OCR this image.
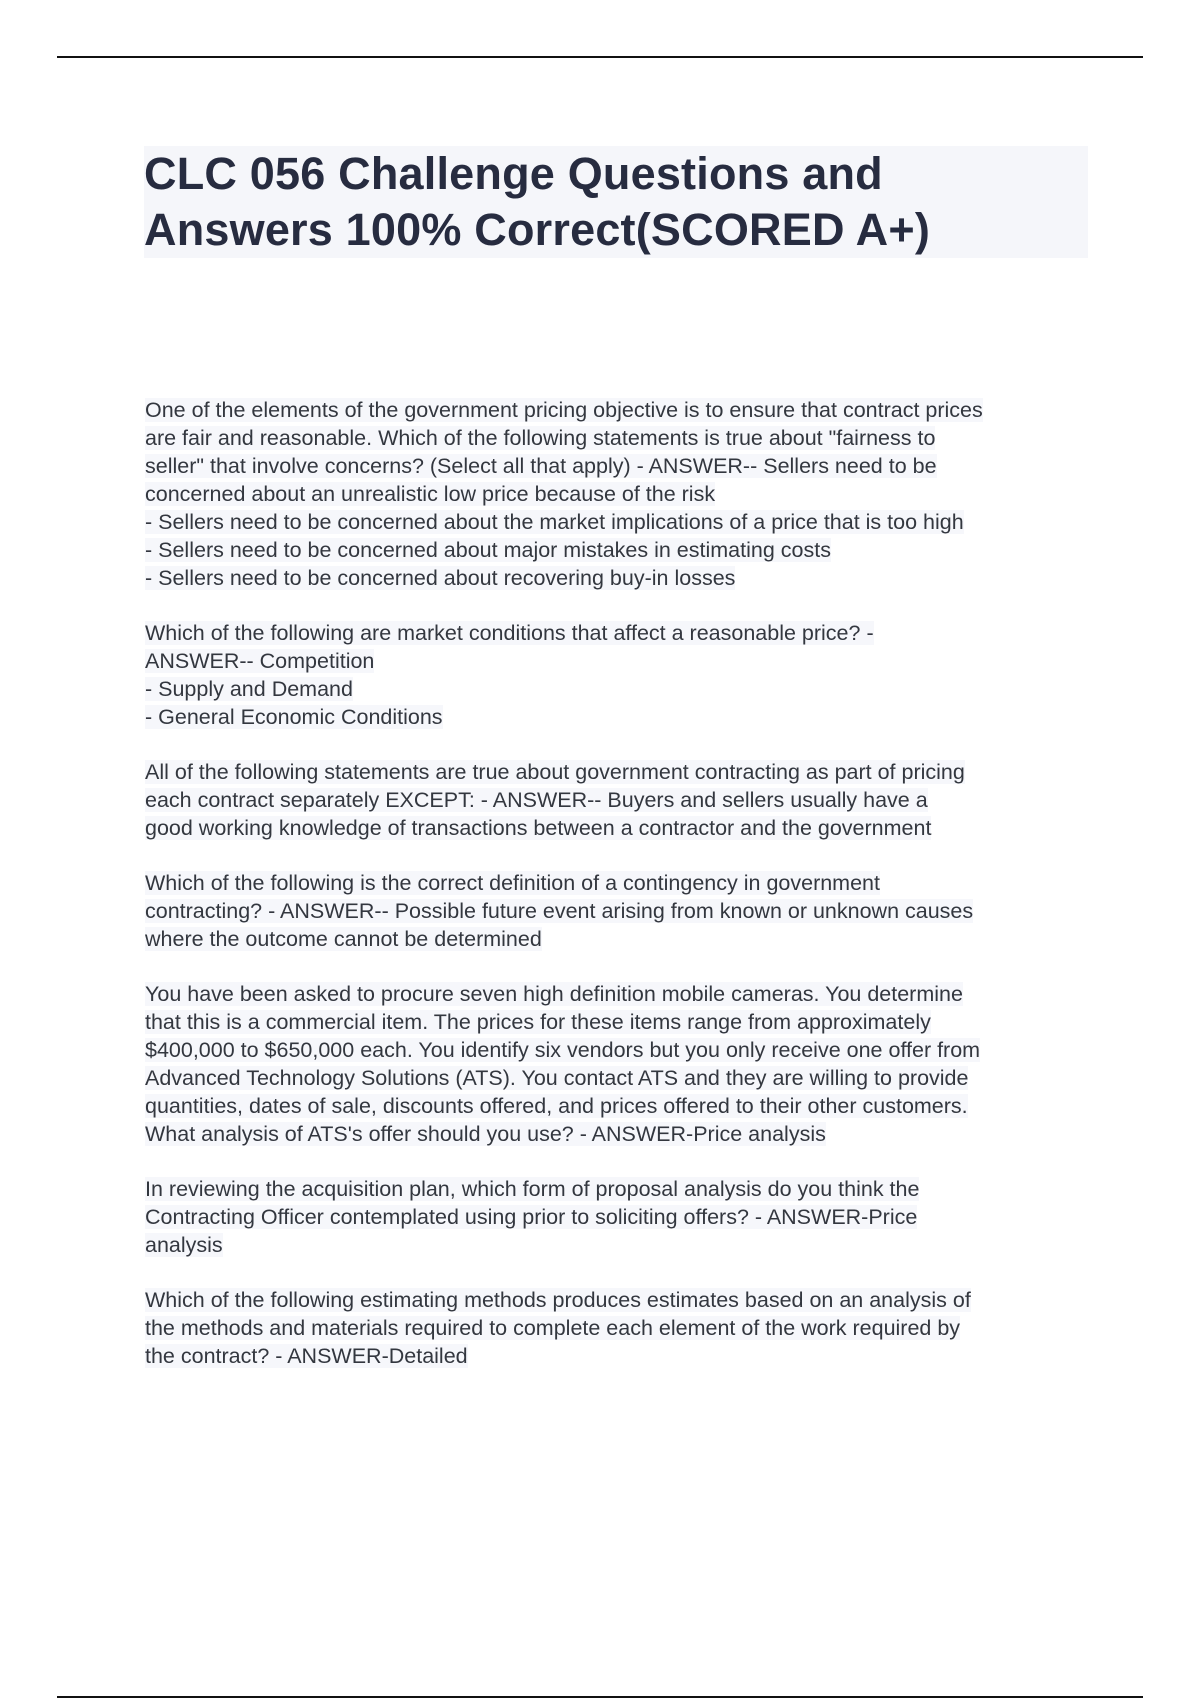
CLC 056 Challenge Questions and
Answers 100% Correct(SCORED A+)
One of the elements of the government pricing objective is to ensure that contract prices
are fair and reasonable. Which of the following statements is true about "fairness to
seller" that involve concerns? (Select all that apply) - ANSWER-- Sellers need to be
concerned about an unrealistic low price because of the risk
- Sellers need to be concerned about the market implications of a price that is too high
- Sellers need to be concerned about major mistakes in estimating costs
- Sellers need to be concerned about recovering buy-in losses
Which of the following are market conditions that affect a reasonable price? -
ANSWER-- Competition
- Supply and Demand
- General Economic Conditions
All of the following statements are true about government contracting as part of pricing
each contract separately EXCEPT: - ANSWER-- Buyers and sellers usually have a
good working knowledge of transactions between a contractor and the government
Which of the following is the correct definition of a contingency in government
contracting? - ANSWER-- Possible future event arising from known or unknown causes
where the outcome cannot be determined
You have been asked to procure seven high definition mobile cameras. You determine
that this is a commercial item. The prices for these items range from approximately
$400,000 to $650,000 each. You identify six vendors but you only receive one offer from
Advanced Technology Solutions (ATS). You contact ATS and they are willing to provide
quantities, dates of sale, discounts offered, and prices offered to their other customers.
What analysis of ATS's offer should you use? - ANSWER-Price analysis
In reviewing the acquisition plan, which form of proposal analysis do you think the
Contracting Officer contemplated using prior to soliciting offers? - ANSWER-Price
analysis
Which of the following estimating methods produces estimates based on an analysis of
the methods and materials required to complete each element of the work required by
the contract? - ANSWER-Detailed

= = = =

Determine how many lines of the data contain "about" and give nothing but that number.

6